>> Begin Available records
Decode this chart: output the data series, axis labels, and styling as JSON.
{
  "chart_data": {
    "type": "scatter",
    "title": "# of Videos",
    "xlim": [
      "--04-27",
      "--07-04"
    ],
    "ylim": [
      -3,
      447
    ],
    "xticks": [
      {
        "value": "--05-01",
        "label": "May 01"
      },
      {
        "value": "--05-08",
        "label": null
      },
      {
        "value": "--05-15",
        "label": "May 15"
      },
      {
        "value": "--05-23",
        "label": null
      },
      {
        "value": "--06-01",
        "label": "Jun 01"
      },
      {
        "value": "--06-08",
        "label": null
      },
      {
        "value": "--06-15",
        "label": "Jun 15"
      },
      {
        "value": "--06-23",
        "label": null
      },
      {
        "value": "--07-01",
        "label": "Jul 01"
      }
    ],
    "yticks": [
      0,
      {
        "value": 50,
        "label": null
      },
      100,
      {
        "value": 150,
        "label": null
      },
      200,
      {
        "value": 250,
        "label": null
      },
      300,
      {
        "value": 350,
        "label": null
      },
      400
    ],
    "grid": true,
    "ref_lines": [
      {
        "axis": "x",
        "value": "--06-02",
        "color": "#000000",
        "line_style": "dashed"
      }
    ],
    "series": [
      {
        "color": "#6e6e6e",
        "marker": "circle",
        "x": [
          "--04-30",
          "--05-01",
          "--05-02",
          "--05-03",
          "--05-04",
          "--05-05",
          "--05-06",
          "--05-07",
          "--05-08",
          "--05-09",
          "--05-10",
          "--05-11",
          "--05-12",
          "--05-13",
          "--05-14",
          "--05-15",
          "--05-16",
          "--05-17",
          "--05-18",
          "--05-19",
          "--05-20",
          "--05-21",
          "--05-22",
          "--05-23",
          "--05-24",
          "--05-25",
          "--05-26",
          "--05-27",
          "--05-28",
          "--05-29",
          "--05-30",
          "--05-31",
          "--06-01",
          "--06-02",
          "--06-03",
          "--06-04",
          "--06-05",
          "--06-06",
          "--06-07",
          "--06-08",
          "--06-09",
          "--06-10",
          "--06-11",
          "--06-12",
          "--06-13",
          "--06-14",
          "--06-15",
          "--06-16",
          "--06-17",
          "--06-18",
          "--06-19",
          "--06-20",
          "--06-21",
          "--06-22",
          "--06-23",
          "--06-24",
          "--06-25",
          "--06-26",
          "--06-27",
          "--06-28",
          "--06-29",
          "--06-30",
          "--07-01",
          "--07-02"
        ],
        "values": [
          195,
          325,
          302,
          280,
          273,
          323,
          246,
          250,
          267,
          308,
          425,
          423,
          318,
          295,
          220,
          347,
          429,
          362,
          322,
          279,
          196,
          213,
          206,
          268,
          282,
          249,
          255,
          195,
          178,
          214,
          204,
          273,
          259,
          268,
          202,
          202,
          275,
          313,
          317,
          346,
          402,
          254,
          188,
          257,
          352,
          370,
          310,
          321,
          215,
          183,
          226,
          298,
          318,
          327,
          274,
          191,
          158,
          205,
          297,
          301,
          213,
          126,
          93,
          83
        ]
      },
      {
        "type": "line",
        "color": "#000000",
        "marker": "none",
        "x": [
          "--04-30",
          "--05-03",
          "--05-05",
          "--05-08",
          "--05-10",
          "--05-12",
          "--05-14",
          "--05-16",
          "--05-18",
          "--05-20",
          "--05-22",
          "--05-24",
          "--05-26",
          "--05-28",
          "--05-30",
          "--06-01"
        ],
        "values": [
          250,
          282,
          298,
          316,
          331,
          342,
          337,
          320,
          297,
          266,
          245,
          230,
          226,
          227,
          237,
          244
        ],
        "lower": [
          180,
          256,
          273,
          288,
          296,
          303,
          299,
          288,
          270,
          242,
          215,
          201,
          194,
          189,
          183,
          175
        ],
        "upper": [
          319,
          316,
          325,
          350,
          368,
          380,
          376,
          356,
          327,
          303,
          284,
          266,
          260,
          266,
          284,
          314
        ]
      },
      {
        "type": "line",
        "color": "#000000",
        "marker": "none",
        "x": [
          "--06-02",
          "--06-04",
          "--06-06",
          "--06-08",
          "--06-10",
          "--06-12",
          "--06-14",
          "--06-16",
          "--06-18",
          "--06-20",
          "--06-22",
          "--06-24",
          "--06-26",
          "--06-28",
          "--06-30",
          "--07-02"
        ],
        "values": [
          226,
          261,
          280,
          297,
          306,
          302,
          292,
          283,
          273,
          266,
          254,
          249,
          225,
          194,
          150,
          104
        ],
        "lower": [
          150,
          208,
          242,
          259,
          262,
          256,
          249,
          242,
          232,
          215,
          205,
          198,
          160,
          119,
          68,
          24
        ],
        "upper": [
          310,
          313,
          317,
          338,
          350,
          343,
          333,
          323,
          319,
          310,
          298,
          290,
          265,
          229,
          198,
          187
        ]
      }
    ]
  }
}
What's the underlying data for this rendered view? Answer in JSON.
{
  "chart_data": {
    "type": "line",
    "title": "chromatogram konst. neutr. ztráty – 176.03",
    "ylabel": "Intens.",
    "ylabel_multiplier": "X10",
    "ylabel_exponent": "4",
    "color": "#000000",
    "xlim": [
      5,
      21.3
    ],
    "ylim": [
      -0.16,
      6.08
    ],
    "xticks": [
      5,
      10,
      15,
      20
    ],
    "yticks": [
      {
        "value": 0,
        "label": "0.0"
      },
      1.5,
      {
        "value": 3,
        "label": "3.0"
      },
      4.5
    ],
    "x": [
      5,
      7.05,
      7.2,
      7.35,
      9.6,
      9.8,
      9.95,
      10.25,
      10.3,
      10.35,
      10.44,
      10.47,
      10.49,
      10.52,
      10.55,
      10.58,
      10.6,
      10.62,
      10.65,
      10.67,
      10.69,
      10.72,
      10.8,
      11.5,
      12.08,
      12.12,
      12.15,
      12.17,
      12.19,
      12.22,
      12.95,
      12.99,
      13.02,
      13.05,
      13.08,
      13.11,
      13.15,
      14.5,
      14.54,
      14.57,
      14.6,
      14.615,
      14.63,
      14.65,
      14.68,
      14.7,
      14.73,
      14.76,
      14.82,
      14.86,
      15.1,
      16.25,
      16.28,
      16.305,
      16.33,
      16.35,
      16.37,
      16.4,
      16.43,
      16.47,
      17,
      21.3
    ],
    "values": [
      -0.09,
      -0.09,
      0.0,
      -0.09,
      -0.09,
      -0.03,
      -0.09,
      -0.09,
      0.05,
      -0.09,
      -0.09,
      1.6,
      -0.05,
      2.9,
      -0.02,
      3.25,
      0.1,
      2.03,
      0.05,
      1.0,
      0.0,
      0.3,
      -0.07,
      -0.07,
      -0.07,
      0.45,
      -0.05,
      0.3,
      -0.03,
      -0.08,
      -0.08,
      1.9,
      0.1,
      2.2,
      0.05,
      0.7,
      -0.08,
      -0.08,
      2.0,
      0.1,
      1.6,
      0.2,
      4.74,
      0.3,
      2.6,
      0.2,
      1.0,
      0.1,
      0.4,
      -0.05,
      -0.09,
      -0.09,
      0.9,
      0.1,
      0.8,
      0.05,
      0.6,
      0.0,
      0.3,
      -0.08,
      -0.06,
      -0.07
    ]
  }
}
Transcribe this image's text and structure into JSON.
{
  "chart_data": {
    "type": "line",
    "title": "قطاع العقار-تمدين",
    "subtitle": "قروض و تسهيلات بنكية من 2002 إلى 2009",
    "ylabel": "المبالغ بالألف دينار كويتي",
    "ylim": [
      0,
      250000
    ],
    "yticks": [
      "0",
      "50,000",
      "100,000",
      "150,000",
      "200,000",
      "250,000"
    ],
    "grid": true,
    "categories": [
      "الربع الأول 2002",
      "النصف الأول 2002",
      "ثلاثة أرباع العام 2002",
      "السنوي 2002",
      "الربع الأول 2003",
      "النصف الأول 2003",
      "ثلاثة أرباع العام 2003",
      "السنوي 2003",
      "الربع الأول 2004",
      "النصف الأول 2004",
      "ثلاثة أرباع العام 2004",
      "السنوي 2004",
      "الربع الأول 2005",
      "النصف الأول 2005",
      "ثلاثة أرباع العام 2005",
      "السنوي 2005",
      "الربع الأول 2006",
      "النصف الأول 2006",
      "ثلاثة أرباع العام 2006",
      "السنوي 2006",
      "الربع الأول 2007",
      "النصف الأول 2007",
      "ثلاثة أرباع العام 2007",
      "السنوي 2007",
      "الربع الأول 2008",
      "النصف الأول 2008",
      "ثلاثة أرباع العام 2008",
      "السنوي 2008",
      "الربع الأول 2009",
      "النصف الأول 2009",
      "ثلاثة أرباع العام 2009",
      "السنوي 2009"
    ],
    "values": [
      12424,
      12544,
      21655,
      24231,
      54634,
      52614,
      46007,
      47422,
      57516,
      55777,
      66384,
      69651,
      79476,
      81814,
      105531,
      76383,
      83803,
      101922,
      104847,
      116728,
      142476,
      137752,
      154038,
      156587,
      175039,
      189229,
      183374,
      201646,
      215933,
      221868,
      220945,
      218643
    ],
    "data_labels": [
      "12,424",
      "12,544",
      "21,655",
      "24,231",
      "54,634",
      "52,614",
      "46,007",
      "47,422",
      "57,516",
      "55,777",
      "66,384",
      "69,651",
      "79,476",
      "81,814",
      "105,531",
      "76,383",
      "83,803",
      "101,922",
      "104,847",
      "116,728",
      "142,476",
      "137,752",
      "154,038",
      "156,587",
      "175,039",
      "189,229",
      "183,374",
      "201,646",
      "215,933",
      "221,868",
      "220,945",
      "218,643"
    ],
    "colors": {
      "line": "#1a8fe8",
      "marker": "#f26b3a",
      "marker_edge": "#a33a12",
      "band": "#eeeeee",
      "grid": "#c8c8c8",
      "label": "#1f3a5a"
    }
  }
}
>> End Available records
| What you have to do |
Go over the entries above and say how many lines hold the string "this", with no other text.

| Exercise solution |
3